> [Material provided]
-- BEGIN --
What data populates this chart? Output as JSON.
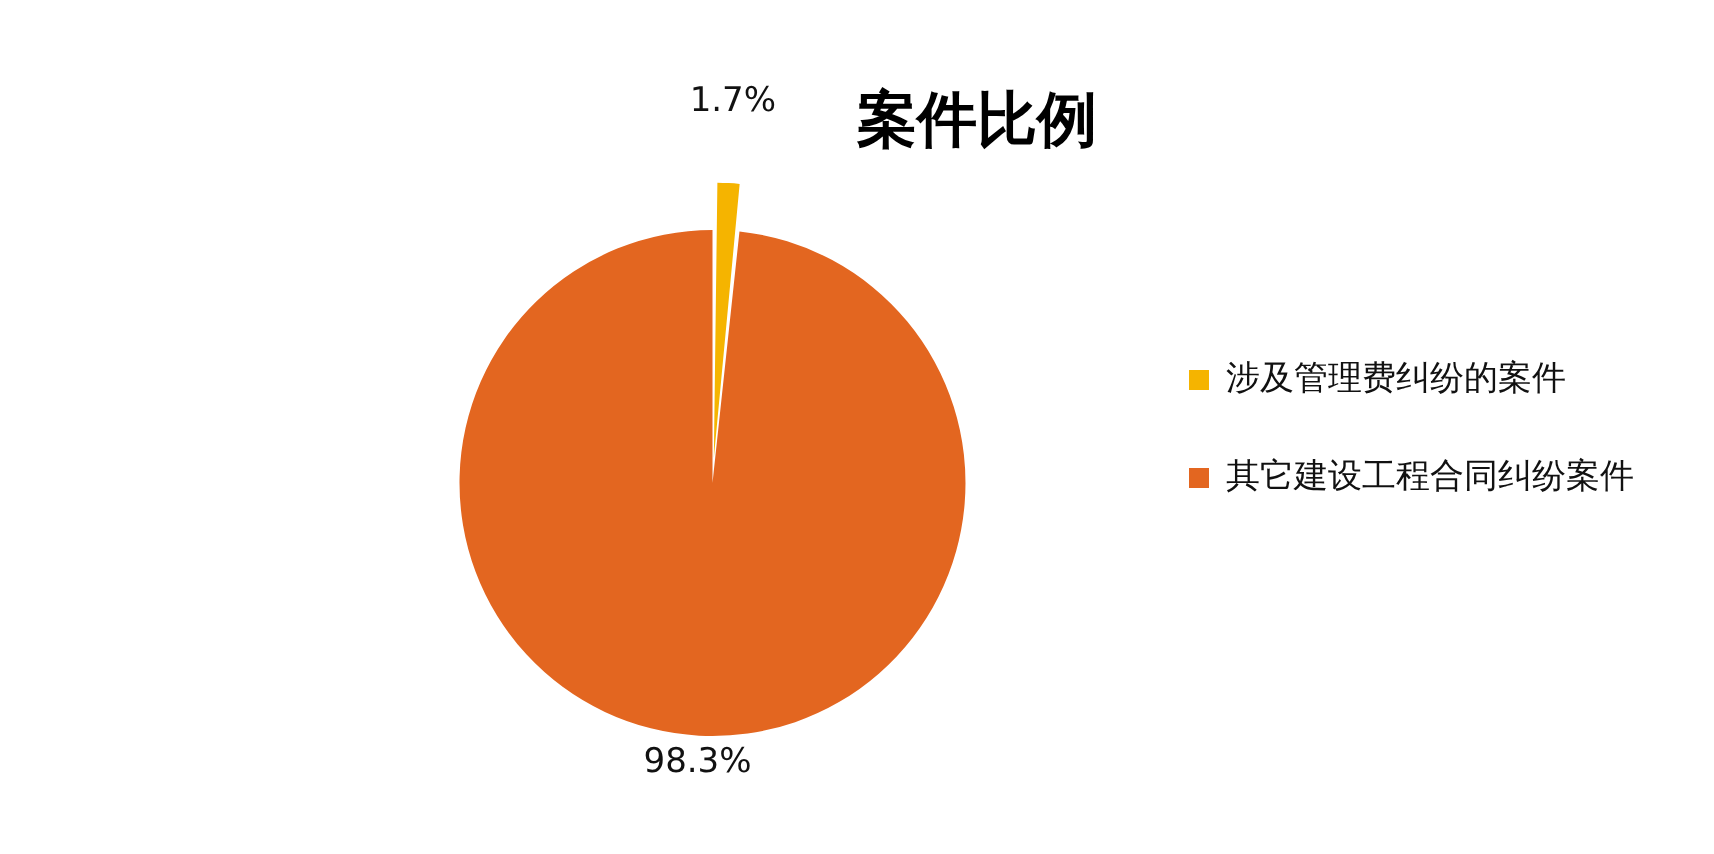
{
  "chart_data": {
    "type": "pie",
    "title": "案件比例",
    "categories": [
      "涉及管理费纠纷的案件",
      "其它建设工程合同纠纷案件"
    ],
    "values": [
      1.7,
      98.3
    ],
    "colors": [
      "#f5b400",
      "#e36620"
    ],
    "value_labels": [
      "1.7%",
      "98.3%"
    ],
    "legend": "right"
  }
}
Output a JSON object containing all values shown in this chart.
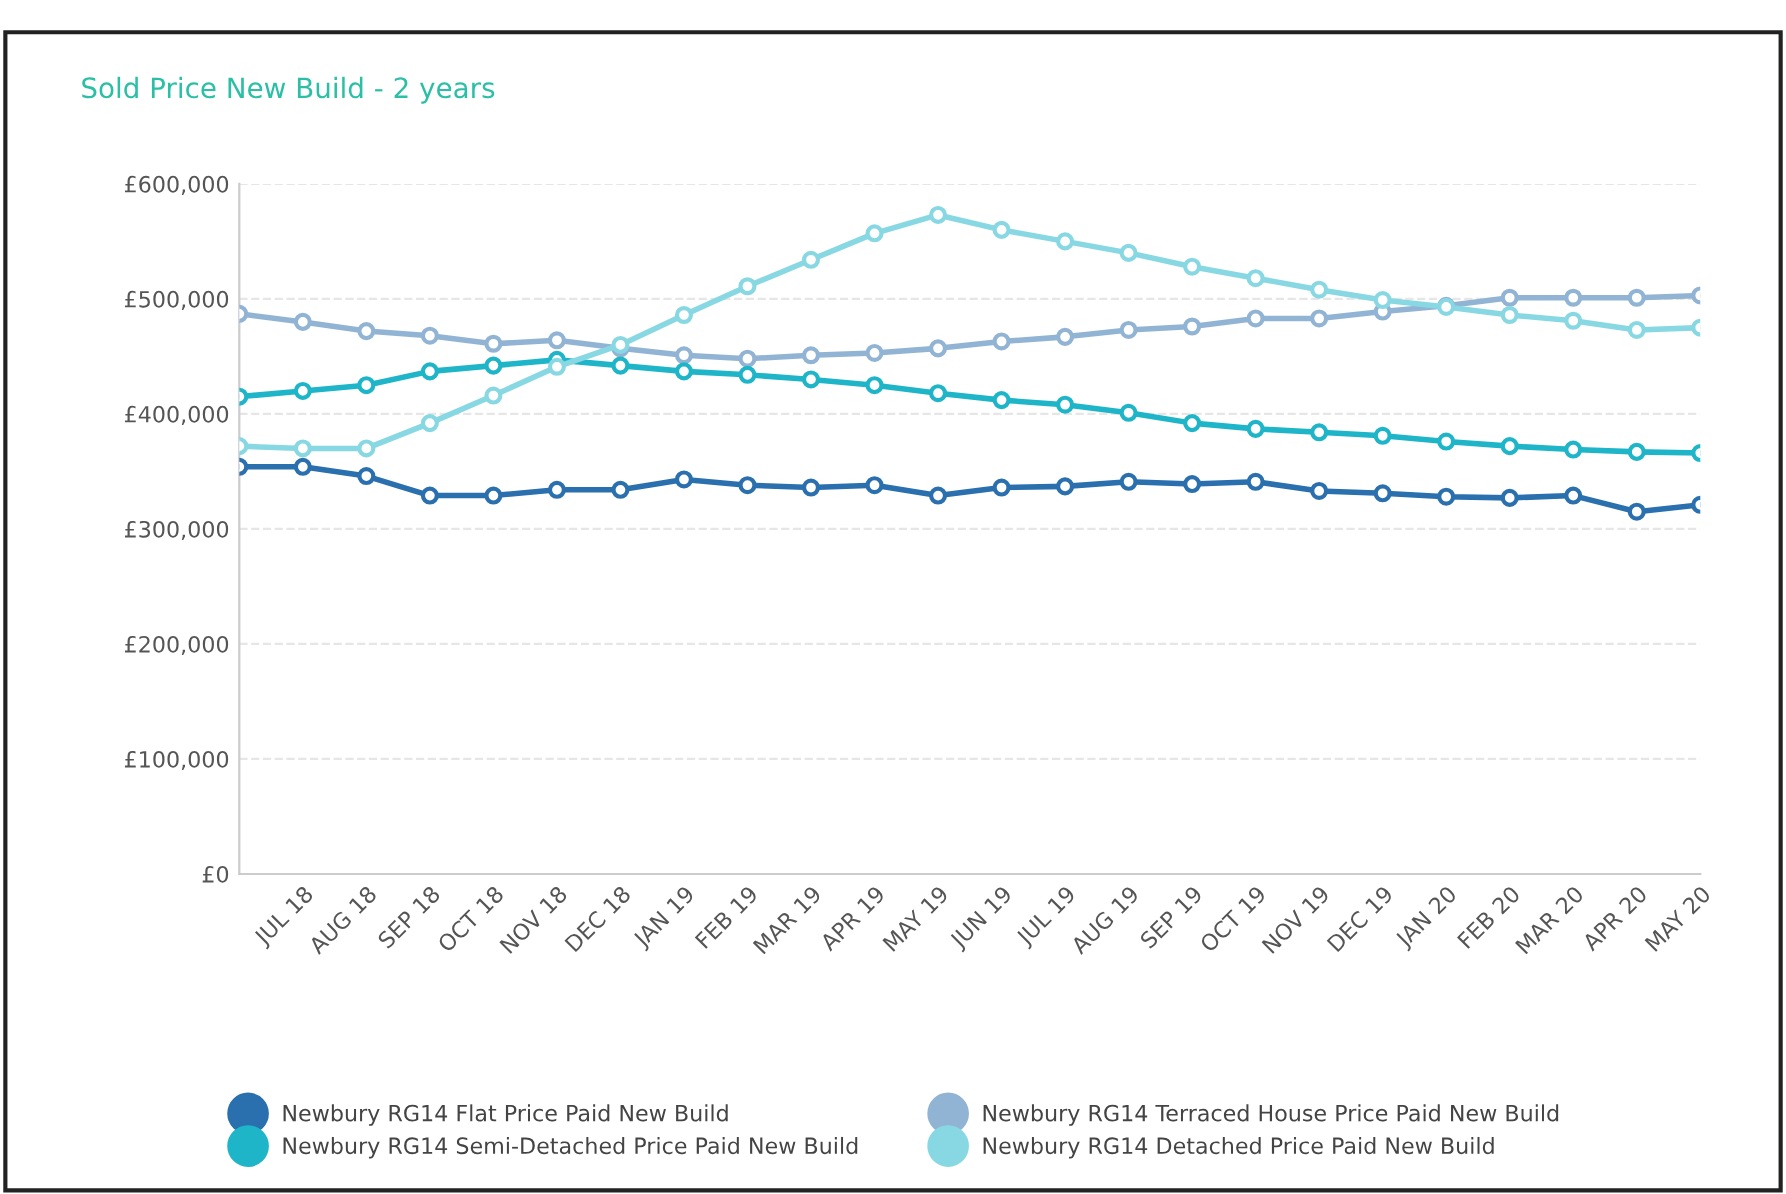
{
  "chart_data": {
    "type": "line",
    "title": "Sold Price New Build - 2 years",
    "categories": [
      null,
      "JUL 18",
      "AUG 18",
      "SEP 18",
      "OCT 18",
      "NOV 18",
      "DEC 18",
      "JAN 19",
      "FEB 19",
      "MAR 19",
      "APR 19",
      "MAY 19",
      "JUN 19",
      "JUL 19",
      "AUG 19",
      "SEP 19",
      "OCT 19",
      "NOV 19",
      "DEC 19",
      "JAN 20",
      "FEB 20",
      "MAR 20",
      "APR 20",
      "MAY 20"
    ],
    "series": [
      {
        "name": "Newbury RG14 Flat Price Paid New Build",
        "color": "#2a6fae",
        "values": [
          354000,
          354000,
          346000,
          329000,
          329000,
          334000,
          334000,
          343000,
          338000,
          336000,
          338000,
          329000,
          336000,
          337000,
          341000,
          339000,
          341000,
          333000,
          331000,
          328000,
          327000,
          329000,
          315000,
          321000
        ]
      },
      {
        "name": "Newbury RG14 Terraced House Price Paid New Build",
        "color": "#92b4d4",
        "values": [
          487000,
          480000,
          472000,
          468000,
          461000,
          464000,
          457000,
          451000,
          448000,
          451000,
          453000,
          457000,
          463000,
          467000,
          473000,
          476000,
          483000,
          483000,
          489000,
          494000,
          501000,
          501000,
          501000,
          503000
        ]
      },
      {
        "name": "Newbury RG14 Semi-Detached Price Paid New Build",
        "color": "#1fb5c9",
        "values": [
          415000,
          420000,
          425000,
          437000,
          442000,
          447000,
          442000,
          437000,
          434000,
          430000,
          425000,
          418000,
          412000,
          408000,
          401000,
          392000,
          387000,
          384000,
          381000,
          376000,
          372000,
          369000,
          367000,
          366000
        ]
      },
      {
        "name": "Newbury RG14 Detached Price Paid New Build",
        "color": "#88d8e3",
        "values": [
          372000,
          370000,
          370000,
          392000,
          416000,
          441000,
          460000,
          486000,
          511000,
          534000,
          557000,
          573000,
          560000,
          550000,
          540000,
          528000,
          518000,
          508000,
          499000,
          493000,
          486000,
          481000,
          473000,
          475000
        ]
      }
    ],
    "ylim": [
      0,
      600000
    ],
    "yticks": [
      {
        "value": 0,
        "label": "£0"
      },
      {
        "value": 100000,
        "label": "£100,000"
      },
      {
        "value": 200000,
        "label": "£200,000"
      },
      {
        "value": 300000,
        "label": "£300,000"
      },
      {
        "value": 400000,
        "label": "£400,000"
      },
      {
        "value": 500000,
        "label": "£500,000"
      },
      {
        "value": 600000,
        "label": "£600,000"
      }
    ],
    "grid": "y",
    "legend": "bottom",
    "marker": "circle",
    "line_style": "solid"
  }
}
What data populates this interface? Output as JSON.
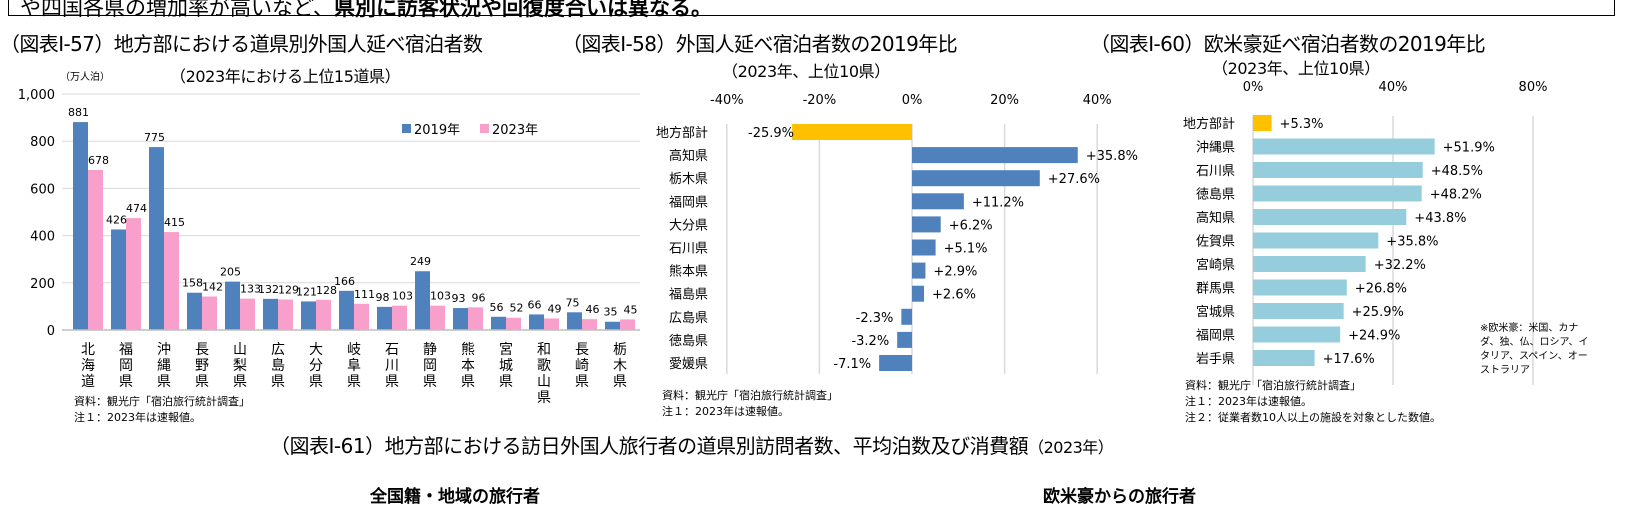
{
  "banner": {
    "text_normal": "や四国各県の増加率が高いなど、",
    "text_bold": "県別に訪客状況や回復度合いは異なる。"
  },
  "titles": {
    "fig57": "（図表Ⅰ-57）地方部における道県別外国人延べ宿泊者数",
    "fig58": "（図表Ⅰ-58）外国人延べ宿泊者数の2019年比",
    "fig60": "（図表Ⅰ-60）欧米豪延べ宿泊者数の2019年比"
  },
  "notes": {
    "fig57": [
      "資料：観光庁「宿泊旅行統計調査」",
      "注１：2023年は速報値。"
    ],
    "fig58": [
      "資料：観光庁「宿泊旅行統計調査」",
      "注１：2023年は速報値。"
    ],
    "fig60": [
      "資料：観光庁「宿泊旅行統計調査」",
      "注１：2023年は速報値。",
      "注２：従業者数10人以上の施設を対象とした数値。"
    ],
    "euro_definition": "※欧米豪：米国、カナダ、独、仏、ロシア、イタリア、スペイン、オーストラリア"
  },
  "bottom": {
    "title": "（図表Ⅰ-61）地方部における訪日外国人旅行者の道県別訪問者数、平均泊数及び消費額",
    "title_year": "（2023年）",
    "section_all": "全国籍・地域の旅行者",
    "section_euro": "欧米豪からの旅行者"
  },
  "colors": {
    "series_2019": "#4f81bd",
    "series_2023": "#f99fcc",
    "total_bar": "#ffc000",
    "bar_blue": "#4f81bd",
    "bar_lightblue": "#96cddd",
    "grid": "#d9d9d9"
  },
  "chart_data": [
    {
      "type": "bar",
      "subtitle": "（2023年における上位15道県）",
      "unit_label": "（万人泊）",
      "categories": [
        "北海道",
        "福岡県",
        "沖縄県",
        "長野県",
        "山梨県",
        "広島県",
        "大分県",
        "岐阜県",
        "石川県",
        "静岡県",
        "熊本県",
        "宮城県",
        "和歌山県",
        "長崎県",
        "栃木県"
      ],
      "series": [
        {
          "name": "2019年",
          "values": [
            881,
            426,
            775,
            158,
            205,
            132,
            121,
            166,
            98,
            249,
            93,
            56,
            66,
            75,
            35
          ]
        },
        {
          "name": "2023年",
          "values": [
            678,
            474,
            415,
            142,
            133,
            129,
            128,
            111,
            103,
            103,
            96,
            52,
            49,
            46,
            45
          ]
        }
      ],
      "ylim": [
        0,
        1000
      ],
      "yticks": [
        "0",
        "200",
        "400",
        "600",
        "800",
        "1,000"
      ],
      "legend": "top-right",
      "grid": true
    },
    {
      "type": "bar",
      "orientation": "horizontal",
      "subtitle": "（2023年、上位10県）",
      "categories": [
        "地方部計",
        "高知県",
        "栃木県",
        "福岡県",
        "大分県",
        "石川県",
        "熊本県",
        "福島県",
        "広島県",
        "徳島県",
        "愛媛県"
      ],
      "values": [
        -25.9,
        35.8,
        27.6,
        11.2,
        6.2,
        5.1,
        2.9,
        2.6,
        -2.3,
        -3.2,
        -7.1
      ],
      "labels": [
        "-25.9%",
        "+35.8%",
        "+27.6%",
        "+11.2%",
        "+6.2%",
        "+5.1%",
        "+2.9%",
        "+2.6%",
        "-2.3%",
        "-3.2%",
        "-7.1%"
      ],
      "xlim": [
        -40,
        40
      ],
      "xticks": [
        "-40%",
        "-20%",
        "0%",
        "20%",
        "40%"
      ],
      "grid": true
    },
    {
      "type": "bar",
      "orientation": "horizontal",
      "subtitle": "（2023年、上位10県）",
      "categories": [
        "地方部計",
        "沖縄県",
        "石川県",
        "徳島県",
        "高知県",
        "佐賀県",
        "宮崎県",
        "群馬県",
        "宮城県",
        "福岡県",
        "岩手県"
      ],
      "values": [
        5.3,
        51.9,
        48.5,
        48.2,
        43.8,
        35.8,
        32.2,
        26.8,
        25.9,
        24.9,
        17.6
      ],
      "labels": [
        "+5.3%",
        "+51.9%",
        "+48.5%",
        "+48.2%",
        "+43.8%",
        "+35.8%",
        "+32.2%",
        "+26.8%",
        "+25.9%",
        "+24.9%",
        "+17.6%"
      ],
      "xlim": [
        0,
        80
      ],
      "xticks": [
        "0%",
        "40%",
        "80%"
      ],
      "grid": true
    }
  ]
}
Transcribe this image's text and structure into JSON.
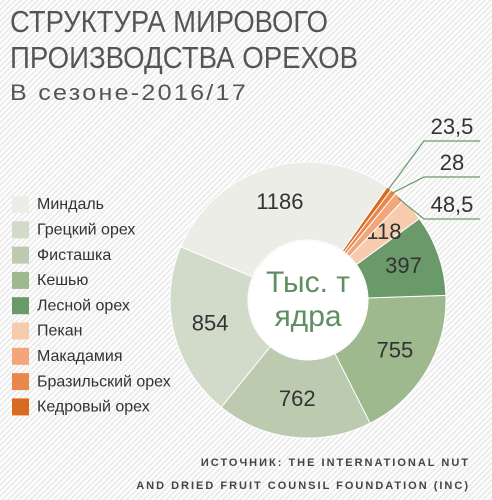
-- END --
> [Work required] Copy the records above exactly. The pictures are not part of the copy.

> [Written answer]
What data populates this chart? Output as JSON.
{
  "chart_data": {
    "type": "pie",
    "title": "案件比例",
    "categories": [
      "涉及管理费纠纷的案件",
      "其它建设工程合同纠纷案件"
    ],
    "values": [
      1.7,
      98.3
    ],
    "colors": [
      "#f5b400",
      "#e36620"
    ],
    "value_labels": [
      "1.7%",
      "98.3%"
    ],
    "legend": "right"
  }
}
Output a JSON object containing all values shown in this chart.
{
  "chart_data": {
    "type": "line",
    "title": "Sold Price New Build - 2 years",
    "categories": [
      null,
      "JUL 18",
      "AUG 18",
      "SEP 18",
      "OCT 18",
      "NOV 18",
      "DEC 18",
      "JAN 19",
      "FEB 19",
      "MAR 19",
      "APR 19",
      "MAY 19",
      "JUN 19",
      "JUL 19",
      "AUG 19",
      "SEP 19",
      "OCT 19",
      "NOV 19",
      "DEC 19",
      "JAN 20",
      "FEB 20",
      "MAR 20",
      "APR 20",
      "MAY 20"
    ],
    "series": [
      {
        "name": "Newbury RG14 Flat Price Paid New Build",
        "color": "#2a6fae",
        "values": [
          354000,
          354000,
          346000,
          329000,
          329000,
          334000,
          334000,
          343000,
          338000,
          336000,
          338000,
          329000,
          336000,
          337000,
          341000,
          339000,
          341000,
          333000,
          331000,
          328000,
          327000,
          329000,
          315000,
          321000
        ]
      },
      {
        "name": "Newbury RG14 Terraced House Price Paid New Build",
        "color": "#92b4d4",
        "values": [
          487000,
          480000,
          472000,
          468000,
          461000,
          464000,
          457000,
          451000,
          448000,
          451000,
          453000,
          457000,
          463000,
          467000,
          473000,
          476000,
          483000,
          483000,
          489000,
          494000,
          501000,
          501000,
          501000,
          503000
        ]
      },
      {
        "name": "Newbury RG14 Semi-Detached Price Paid New Build",
        "color": "#1fb5c9",
        "values": [
          415000,
          420000,
          425000,
          437000,
          442000,
          447000,
          442000,
          437000,
          434000,
          430000,
          425000,
          418000,
          412000,
          408000,
          401000,
          392000,
          387000,
          384000,
          381000,
          376000,
          372000,
          369000,
          367000,
          366000
        ]
      },
      {
        "name": "Newbury RG14 Detached Price Paid New Build",
        "color": "#88d8e3",
        "values": [
          372000,
          370000,
          370000,
          392000,
          416000,
          441000,
          460000,
          486000,
          511000,
          534000,
          557000,
          573000,
          560000,
          550000,
          540000,
          528000,
          518000,
          508000,
          499000,
          493000,
          486000,
          481000,
          473000,
          475000
        ]
      }
    ],
    "ylim": [
      0,
      600000
    ],
    "yticks": [
      {
        "value": 0,
        "label": "£0"
      },
      {
        "value": 100000,
        "label": "£100,000"
      },
      {
        "value": 200000,
        "label": "£200,000"
      },
      {
        "value": 300000,
        "label": "£300,000"
      },
      {
        "value": 400000,
        "label": "£400,000"
      },
      {
        "value": 500000,
        "label": "£500,000"
      },
      {
        "value": 600000,
        "label": "£600,000"
      }
    ],
    "grid": "y",
    "legend": "bottom",
    "marker": "circle",
    "line_style": "solid"
  }
}
What data populates this interface? Output as JSON.
{
  "banner": {
    "text_normal": "や四国各県の増加率が高いなど、",
    "text_bold": "県別に訪客状況や回復度合いは異なる。"
  },
  "titles": {
    "fig57": "（図表Ⅰ-57）地方部における道県別外国人延べ宿泊者数",
    "fig58": "（図表Ⅰ-58）外国人延べ宿泊者数の2019年比",
    "fig60": "（図表Ⅰ-60）欧米豪延べ宿泊者数の2019年比"
  },
  "notes": {
    "fig57": [
      "資料：観光庁「宿泊旅行統計調査」",
      "注１：2023年は速報値。"
    ],
    "fig58": [
      "資料：観光庁「宿泊旅行統計調査」",
      "注１：2023年は速報値。"
    ],
    "fig60": [
      "資料：観光庁「宿泊旅行統計調査」",
      "注１：2023年は速報値。",
      "注２：従業者数10人以上の施設を対象とした数値。"
    ],
    "euro_definition": "※欧米豪：米国、カナダ、独、仏、ロシア、イタリア、スペイン、オーストラリア"
  },
  "bottom": {
    "title": "（図表Ⅰ-61）地方部における訪日外国人旅行者の道県別訪問者数、平均泊数及び消費額",
    "title_year": "（2023年）",
    "section_all": "全国籍・地域の旅行者",
    "section_euro": "欧米豪からの旅行者"
  },
  "colors": {
    "series_2019": "#4f81bd",
    "series_2023": "#f99fcc",
    "total_bar": "#ffc000",
    "bar_blue": "#4f81bd",
    "bar_lightblue": "#96cddd",
    "grid": "#d9d9d9"
  },
  "chart_data": [
    {
      "type": "bar",
      "subtitle": "（2023年における上位15道県）",
      "unit_label": "（万人泊）",
      "categories": [
        "北海道",
        "福岡県",
        "沖縄県",
        "長野県",
        "山梨県",
        "広島県",
        "大分県",
        "岐阜県",
        "石川県",
        "静岡県",
        "熊本県",
        "宮城県",
        "和歌山県",
        "長崎県",
        "栃木県"
      ],
      "series": [
        {
          "name": "2019年",
          "values": [
            881,
            426,
            775,
            158,
            205,
            132,
            121,
            166,
            98,
            249,
            93,
            56,
            66,
            75,
            35
          ]
        },
        {
          "name": "2023年",
          "values": [
            678,
            474,
            415,
            142,
            133,
            129,
            128,
            111,
            103,
            103,
            96,
            52,
            49,
            46,
            45
          ]
        }
      ],
      "ylim": [
        0,
        1000
      ],
      "yticks": [
        "0",
        "200",
        "400",
        "600",
        "800",
        "1,000"
      ],
      "legend": "top-right",
      "grid": true
    },
    {
      "type": "bar",
      "orientation": "horizontal",
      "subtitle": "（2023年、上位10県）",
      "categories": [
        "地方部計",
        "高知県",
        "栃木県",
        "福岡県",
        "大分県",
        "石川県",
        "熊本県",
        "福島県",
        "広島県",
        "徳島県",
        "愛媛県"
      ],
      "values": [
        -25.9,
        35.8,
        27.6,
        11.2,
        6.2,
        5.1,
        2.9,
        2.6,
        -2.3,
        -3.2,
        -7.1
      ],
      "labels": [
        "-25.9%",
        "+35.8%",
        "+27.6%",
        "+11.2%",
        "+6.2%",
        "+5.1%",
        "+2.9%",
        "+2.6%",
        "-2.3%",
        "-3.2%",
        "-7.1%"
      ],
      "xlim": [
        -40,
        40
      ],
      "xticks": [
        "-40%",
        "-20%",
        "0%",
        "20%",
        "40%"
      ],
      "grid": true
    },
    {
      "type": "bar",
      "orientation": "horizontal",
      "subtitle": "（2023年、上位10県）",
      "categories": [
        "地方部計",
        "沖縄県",
        "石川県",
        "徳島県",
        "高知県",
        "佐賀県",
        "宮崎県",
        "群馬県",
        "宮城県",
        "福岡県",
        "岩手県"
      ],
      "values": [
        5.3,
        51.9,
        48.5,
        48.2,
        43.8,
        35.8,
        32.2,
        26.8,
        25.9,
        24.9,
        17.6
      ],
      "labels": [
        "+5.3%",
        "+51.9%",
        "+48.5%",
        "+48.2%",
        "+43.8%",
        "+35.8%",
        "+32.2%",
        "+26.8%",
        "+25.9%",
        "+24.9%",
        "+17.6%"
      ],
      "xlim": [
        0,
        80
      ],
      "xticks": [
        "0%",
        "40%",
        "80%"
      ],
      "grid": true
    }
  ]
}
Transcribe this image's text and structure into JSON.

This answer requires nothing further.